▶ _Required task_: The listing below should be written out exactly; please include all of it.

:: Listed records ::

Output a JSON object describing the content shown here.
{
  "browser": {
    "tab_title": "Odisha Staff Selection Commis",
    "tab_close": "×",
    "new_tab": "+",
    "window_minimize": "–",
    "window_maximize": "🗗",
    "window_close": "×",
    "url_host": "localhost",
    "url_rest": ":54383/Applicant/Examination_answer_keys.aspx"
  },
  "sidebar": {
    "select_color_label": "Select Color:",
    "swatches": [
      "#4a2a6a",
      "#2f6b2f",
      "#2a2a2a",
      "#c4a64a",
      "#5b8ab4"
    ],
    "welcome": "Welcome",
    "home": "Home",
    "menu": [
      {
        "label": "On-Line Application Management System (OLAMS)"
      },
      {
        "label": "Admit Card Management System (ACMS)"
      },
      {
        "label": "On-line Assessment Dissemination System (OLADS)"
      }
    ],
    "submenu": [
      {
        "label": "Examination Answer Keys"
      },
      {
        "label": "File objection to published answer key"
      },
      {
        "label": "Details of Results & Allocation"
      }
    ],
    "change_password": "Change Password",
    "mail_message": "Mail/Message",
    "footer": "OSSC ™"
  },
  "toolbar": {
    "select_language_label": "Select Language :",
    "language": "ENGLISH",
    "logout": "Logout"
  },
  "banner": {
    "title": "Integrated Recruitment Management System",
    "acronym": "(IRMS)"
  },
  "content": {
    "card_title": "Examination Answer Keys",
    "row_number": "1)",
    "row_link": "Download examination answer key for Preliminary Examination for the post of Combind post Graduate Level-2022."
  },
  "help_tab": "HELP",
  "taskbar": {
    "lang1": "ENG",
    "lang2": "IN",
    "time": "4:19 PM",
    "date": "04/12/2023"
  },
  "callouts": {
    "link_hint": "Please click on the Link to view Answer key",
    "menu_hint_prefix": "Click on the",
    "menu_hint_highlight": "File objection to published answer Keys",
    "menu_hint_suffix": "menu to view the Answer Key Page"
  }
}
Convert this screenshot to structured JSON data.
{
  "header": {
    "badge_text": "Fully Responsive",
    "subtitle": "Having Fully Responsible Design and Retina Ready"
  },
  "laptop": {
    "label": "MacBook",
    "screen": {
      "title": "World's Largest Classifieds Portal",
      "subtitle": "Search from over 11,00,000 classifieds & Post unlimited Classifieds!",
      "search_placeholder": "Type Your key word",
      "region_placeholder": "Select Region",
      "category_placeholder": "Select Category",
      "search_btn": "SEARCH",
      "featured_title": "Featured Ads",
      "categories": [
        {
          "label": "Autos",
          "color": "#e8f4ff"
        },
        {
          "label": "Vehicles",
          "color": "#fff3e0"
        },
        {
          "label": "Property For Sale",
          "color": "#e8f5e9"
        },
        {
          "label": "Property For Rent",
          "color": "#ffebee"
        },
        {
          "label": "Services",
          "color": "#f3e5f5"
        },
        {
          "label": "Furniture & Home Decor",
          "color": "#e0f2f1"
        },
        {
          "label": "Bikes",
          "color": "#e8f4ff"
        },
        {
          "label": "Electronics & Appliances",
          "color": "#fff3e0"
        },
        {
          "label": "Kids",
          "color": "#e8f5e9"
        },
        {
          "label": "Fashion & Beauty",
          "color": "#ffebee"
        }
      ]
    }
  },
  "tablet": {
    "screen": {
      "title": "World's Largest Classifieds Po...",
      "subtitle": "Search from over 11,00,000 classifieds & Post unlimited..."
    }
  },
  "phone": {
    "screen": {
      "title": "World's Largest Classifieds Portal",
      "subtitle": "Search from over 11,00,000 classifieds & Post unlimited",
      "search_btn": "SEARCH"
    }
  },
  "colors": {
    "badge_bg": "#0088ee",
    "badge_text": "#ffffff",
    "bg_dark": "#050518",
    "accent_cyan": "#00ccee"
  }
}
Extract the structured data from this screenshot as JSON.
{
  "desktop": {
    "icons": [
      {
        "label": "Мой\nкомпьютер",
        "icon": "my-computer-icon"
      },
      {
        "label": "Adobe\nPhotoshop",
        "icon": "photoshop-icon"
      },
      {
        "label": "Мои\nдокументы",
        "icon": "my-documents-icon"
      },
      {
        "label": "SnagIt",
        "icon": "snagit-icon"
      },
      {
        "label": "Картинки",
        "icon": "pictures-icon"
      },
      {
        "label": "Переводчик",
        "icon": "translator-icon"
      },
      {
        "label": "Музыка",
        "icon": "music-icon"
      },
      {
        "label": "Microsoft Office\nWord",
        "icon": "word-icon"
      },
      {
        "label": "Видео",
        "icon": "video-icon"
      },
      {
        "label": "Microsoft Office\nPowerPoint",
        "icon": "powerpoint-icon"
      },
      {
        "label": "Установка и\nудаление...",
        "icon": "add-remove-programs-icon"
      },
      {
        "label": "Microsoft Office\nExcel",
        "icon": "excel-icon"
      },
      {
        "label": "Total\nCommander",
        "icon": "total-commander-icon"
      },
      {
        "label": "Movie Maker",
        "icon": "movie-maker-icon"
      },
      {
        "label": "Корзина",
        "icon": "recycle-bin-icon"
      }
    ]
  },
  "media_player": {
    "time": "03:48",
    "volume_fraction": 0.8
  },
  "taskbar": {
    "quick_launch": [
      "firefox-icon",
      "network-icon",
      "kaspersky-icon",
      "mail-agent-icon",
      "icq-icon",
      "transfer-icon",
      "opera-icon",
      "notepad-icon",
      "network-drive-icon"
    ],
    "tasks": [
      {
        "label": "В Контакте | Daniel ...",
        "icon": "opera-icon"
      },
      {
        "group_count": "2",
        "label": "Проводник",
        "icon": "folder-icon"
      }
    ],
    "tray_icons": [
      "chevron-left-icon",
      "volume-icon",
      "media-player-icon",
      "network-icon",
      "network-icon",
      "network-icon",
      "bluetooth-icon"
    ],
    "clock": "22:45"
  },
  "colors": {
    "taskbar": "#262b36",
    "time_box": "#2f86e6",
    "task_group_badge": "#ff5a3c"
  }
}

:::

▶ _Output_:
Output a JSON object describing the content shown here.
{
  "browser": {
    "tab_title": "Odisha Staff Selection Commis",
    "tab_close": "×",
    "new_tab": "+",
    "window_minimize": "–",
    "window_maximize": "🗗",
    "window_close": "×",
    "url_host": "localhost",
    "url_rest": ":54383/Applicant/Examination_answer_keys.aspx"
  },
  "sidebar": {
    "select_color_label": "Select Color:",
    "swatches": [
      "#4a2a6a",
      "#2f6b2f",
      "#2a2a2a",
      "#c4a64a",
      "#5b8ab4"
    ],
    "welcome": "Welcome",
    "home": "Home",
    "menu": [
      {
        "label": "On-Line Application Management System (OLAMS)"
      },
      {
        "label": "Admit Card Management System (ACMS)"
      },
      {
        "label": "On-line Assessment Dissemination System (OLADS)"
      }
    ],
    "submenu": [
      {
        "label": "Examination Answer Keys"
      },
      {
        "label": "File objection to published answer key"
      },
      {
        "label": "Details of Results & Allocation"
      }
    ],
    "change_password": "Change Password",
    "mail_message": "Mail/Message",
    "footer": "OSSC ™"
  },
  "toolbar": {
    "select_language_label": "Select Language :",
    "language": "ENGLISH",
    "logout": "Logout"
  },
  "banner": {
    "title": "Integrated Recruitment Management System",
    "acronym": "(IRMS)"
  },
  "content": {
    "card_title": "Examination Answer Keys",
    "row_number": "1)",
    "row_link": "Download examination answer key for Preliminary Examination for the post of Combind post Graduate Level-2022."
  },
  "help_tab": "HELP",
  "taskbar": {
    "lang1": "ENG",
    "lang2": "IN",
    "time": "4:19 PM",
    "date": "04/12/2023"
  },
  "callouts": {
    "link_hint": "Please click on the Link to view Answer key",
    "menu_hint_prefix": "Click on the",
    "menu_hint_highlight": "File objection to published answer Keys",
    "menu_hint_suffix": "menu to view the Answer Key Page"
  }
}
Convert this screenshot to structured JSON data.
{
  "header": {
    "badge_text": "Fully Responsive",
    "subtitle": "Having Fully Responsible Design and Retina Ready"
  },
  "laptop": {
    "label": "MacBook",
    "screen": {
      "title": "World's Largest Classifieds Portal",
      "subtitle": "Search from over 11,00,000 classifieds & Post unlimited Classifieds!",
      "search_placeholder": "Type Your key word",
      "region_placeholder": "Select Region",
      "category_placeholder": "Select Category",
      "search_btn": "SEARCH",
      "featured_title": "Featured Ads",
      "categories": [
        {
          "label": "Autos",
          "color": "#e8f4ff"
        },
        {
          "label": "Vehicles",
          "color": "#fff3e0"
        },
        {
          "label": "Property For Sale",
          "color": "#e8f5e9"
        },
        {
          "label": "Property For Rent",
          "color": "#ffebee"
        },
        {
          "label": "Services",
          "color": "#f3e5f5"
        },
        {
          "label": "Furniture & Home Decor",
          "color": "#e0f2f1"
        },
        {
          "label": "Bikes",
          "color": "#e8f4ff"
        },
        {
          "label": "Electronics & Appliances",
          "color": "#fff3e0"
        },
        {
          "label": "Kids",
          "color": "#e8f5e9"
        },
        {
          "label": "Fashion & Beauty",
          "color": "#ffebee"
        }
      ]
    }
  },
  "tablet": {
    "screen": {
      "title": "World's Largest Classifieds Po...",
      "subtitle": "Search from over 11,00,000 classifieds & Post unlimited..."
    }
  },
  "phone": {
    "screen": {
      "title": "World's Largest Classifieds Portal",
      "subtitle": "Search from over 11,00,000 classifieds & Post unlimited",
      "search_btn": "SEARCH"
    }
  },
  "colors": {
    "badge_bg": "#0088ee",
    "badge_text": "#ffffff",
    "bg_dark": "#050518",
    "accent_cyan": "#00ccee"
  }
}
Extract the structured data from this screenshot as JSON.
{
  "desktop": {
    "icons": [
      {
        "label": "Мой\nкомпьютер",
        "icon": "my-computer-icon"
      },
      {
        "label": "Adobe\nPhotoshop",
        "icon": "photoshop-icon"
      },
      {
        "label": "Мои\nдокументы",
        "icon": "my-documents-icon"
      },
      {
        "label": "SnagIt",
        "icon": "snagit-icon"
      },
      {
        "label": "Картинки",
        "icon": "pictures-icon"
      },
      {
        "label": "Переводчик",
        "icon": "translator-icon"
      },
      {
        "label": "Музыка",
        "icon": "music-icon"
      },
      {
        "label": "Microsoft Office\nWord",
        "icon": "word-icon"
      },
      {
        "label": "Видео",
        "icon": "video-icon"
      },
      {
        "label": "Microsoft Office\nPowerPoint",
        "icon": "powerpoint-icon"
      },
      {
        "label": "Установка и\nудаление...",
        "icon": "add-remove-programs-icon"
      },
      {
        "label": "Microsoft Office\nExcel",
        "icon": "excel-icon"
      },
      {
        "label": "Total\nCommander",
        "icon": "total-commander-icon"
      },
      {
        "label": "Movie Maker",
        "icon": "movie-maker-icon"
      },
      {
        "label": "Корзина",
        "icon": "recycle-bin-icon"
      }
    ]
  },
  "media_player": {
    "time": "03:48",
    "volume_fraction": 0.8
  },
  "taskbar": {
    "quick_launch": [
      "firefox-icon",
      "network-icon",
      "kaspersky-icon",
      "mail-agent-icon",
      "icq-icon",
      "transfer-icon",
      "opera-icon",
      "notepad-icon",
      "network-drive-icon"
    ],
    "tasks": [
      {
        "label": "В Контакте | Daniel ...",
        "icon": "opera-icon"
      },
      {
        "group_count": "2",
        "label": "Проводник",
        "icon": "folder-icon"
      }
    ],
    "tray_icons": [
      "chevron-left-icon",
      "volume-icon",
      "media-player-icon",
      "network-icon",
      "network-icon",
      "network-icon",
      "bluetooth-icon"
    ],
    "clock": "22:45"
  },
  "colors": {
    "taskbar": "#262b36",
    "time_box": "#2f86e6",
    "task_group_badge": "#ff5a3c"
  }
}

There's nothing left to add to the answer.